(Data entries)
• • • • •

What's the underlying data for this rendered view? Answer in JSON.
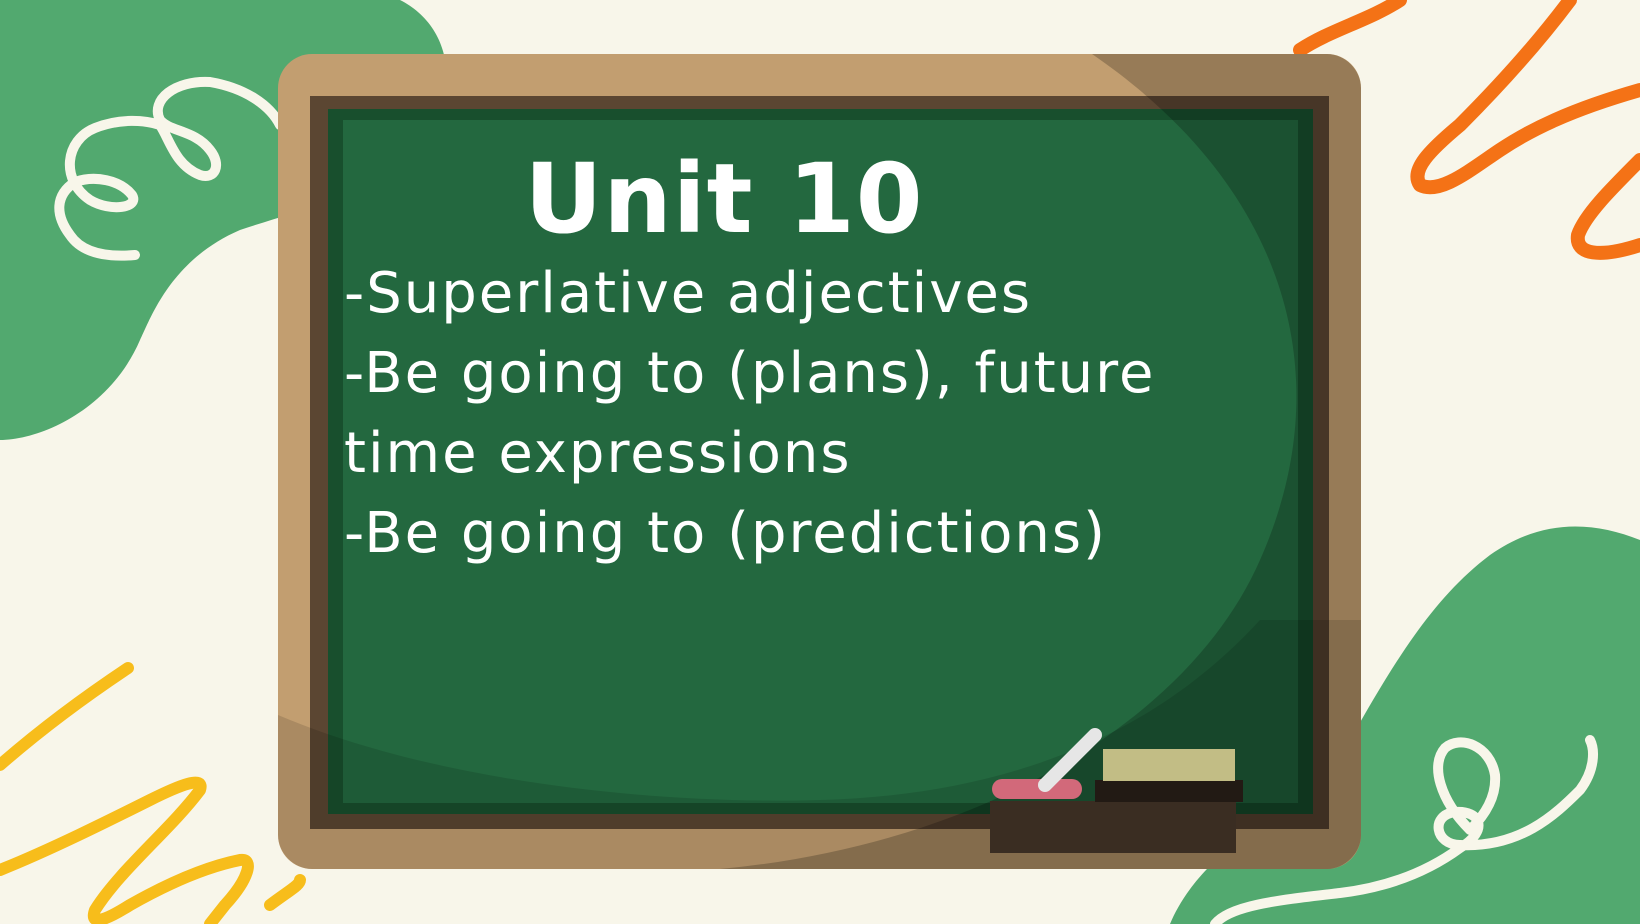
{
  "slide": {
    "title": "Unit 10",
    "lines": [
      "-Superlative adjectives",
      "-Be going to (plans), future",
      "time expressions",
      "-Be going to (predictions)"
    ]
  },
  "colors": {
    "background": "#f8f6ea",
    "blob_green": "#52a96f",
    "board_frame": "#c29e70",
    "board_inner_frame": "#5b4632",
    "board_surface": "#23683f",
    "chalk_text": "#ffffff",
    "orange_scribble": "#f47216",
    "yellow_scribble": "#f7bd1b"
  }
}
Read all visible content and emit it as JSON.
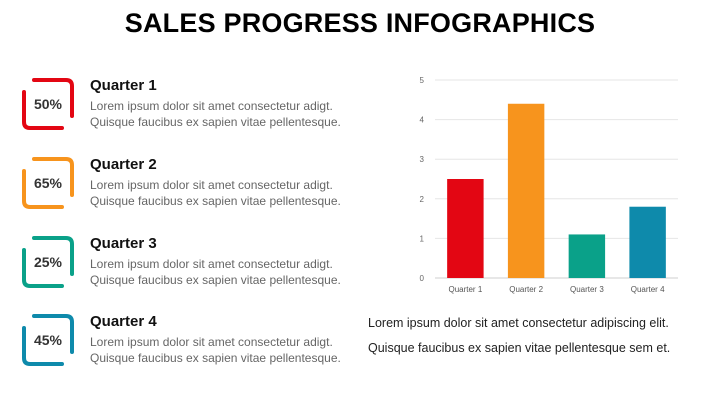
{
  "title": "SALES PROGRESS INFOGRAPHICS",
  "quarters": [
    {
      "percent": "50%",
      "title": "Quarter 1",
      "line1": "Lorem ipsum dolor sit amet consectetur adigt.",
      "line2": "Quisque faucibus ex sapien vitae pellentesque.",
      "color": "#e30613"
    },
    {
      "percent": "65%",
      "title": "Quarter 2",
      "line1": "Lorem ipsum dolor sit amet consectetur adigt.",
      "line2": "Quisque faucibus ex sapien vitae pellentesque.",
      "color": "#f7941d"
    },
    {
      "percent": "25%",
      "title": "Quarter 3",
      "line1": "Lorem ipsum dolor sit amet consectetur adigt.",
      "line2": "Quisque faucibus ex sapien vitae pellentesque.",
      "color": "#0aa189"
    },
    {
      "percent": "45%",
      "title": "Quarter 4",
      "line1": "Lorem ipsum dolor sit amet consectetur adigt.",
      "line2": "Quisque faucibus ex sapien vitae pellentesque.",
      "color": "#0e8aab"
    }
  ],
  "chart_description": {
    "line1": "Lorem ipsum dolor sit amet consectetur adipiscing elit.",
    "line2": "Quisque faucibus ex sapien vitae pellentesque sem et."
  },
  "chart_data": {
    "type": "bar",
    "categories": [
      "Quarter 1",
      "Quarter 2",
      "Quarter 3",
      "Quarter 4"
    ],
    "values": [
      2.5,
      4.4,
      1.1,
      1.8
    ],
    "colors": [
      "#e30613",
      "#f7941d",
      "#0aa189",
      "#0e8aab"
    ],
    "yticks": [
      "0",
      "1",
      "2",
      "3",
      "4",
      "5"
    ],
    "ylim": [
      0,
      5
    ],
    "grid": true,
    "legend": false
  }
}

• • • • •

WHAT TO WORK ON:
Leave the pictures out and reproduce each record exactly as written.

SOLUTION TO THE EXERCISE:
What's the underlying data for this rendered view? Answer in JSON.
{
  "slide": {
    "title": "Unit 10",
    "lines": [
      "-Superlative adjectives",
      "-Be going to (plans), future",
      "time expressions",
      "-Be going to (predictions)"
    ]
  },
  "colors": {
    "background": "#f8f6ea",
    "blob_green": "#52a96f",
    "board_frame": "#c29e70",
    "board_inner_frame": "#5b4632",
    "board_surface": "#23683f",
    "chalk_text": "#ffffff",
    "orange_scribble": "#f47216",
    "yellow_scribble": "#f7bd1b"
  }
}
Read all visible content and emit it as JSON.
{
  "title": "SALES PROGRESS INFOGRAPHICS",
  "quarters": [
    {
      "percent": "50%",
      "title": "Quarter 1",
      "line1": "Lorem ipsum dolor sit amet consectetur adigt.",
      "line2": "Quisque faucibus ex sapien vitae pellentesque.",
      "color": "#e30613"
    },
    {
      "percent": "65%",
      "title": "Quarter 2",
      "line1": "Lorem ipsum dolor sit amet consectetur adigt.",
      "line2": "Quisque faucibus ex sapien vitae pellentesque.",
      "color": "#f7941d"
    },
    {
      "percent": "25%",
      "title": "Quarter 3",
      "line1": "Lorem ipsum dolor sit amet consectetur adigt.",
      "line2": "Quisque faucibus ex sapien vitae pellentesque.",
      "color": "#0aa189"
    },
    {
      "percent": "45%",
      "title": "Quarter 4",
      "line1": "Lorem ipsum dolor sit amet consectetur adigt.",
      "line2": "Quisque faucibus ex sapien vitae pellentesque.",
      "color": "#0e8aab"
    }
  ],
  "chart_description": {
    "line1": "Lorem ipsum dolor sit amet consectetur adipiscing elit.",
    "line2": "Quisque faucibus ex sapien vitae pellentesque sem et."
  },
  "chart_data": {
    "type": "bar",
    "categories": [
      "Quarter 1",
      "Quarter 2",
      "Quarter 3",
      "Quarter 4"
    ],
    "values": [
      2.5,
      4.4,
      1.1,
      1.8
    ],
    "colors": [
      "#e30613",
      "#f7941d",
      "#0aa189",
      "#0e8aab"
    ],
    "yticks": [
      "0",
      "1",
      "2",
      "3",
      "4",
      "5"
    ],
    "ylim": [
      0,
      5
    ],
    "grid": true,
    "legend": false
  }
}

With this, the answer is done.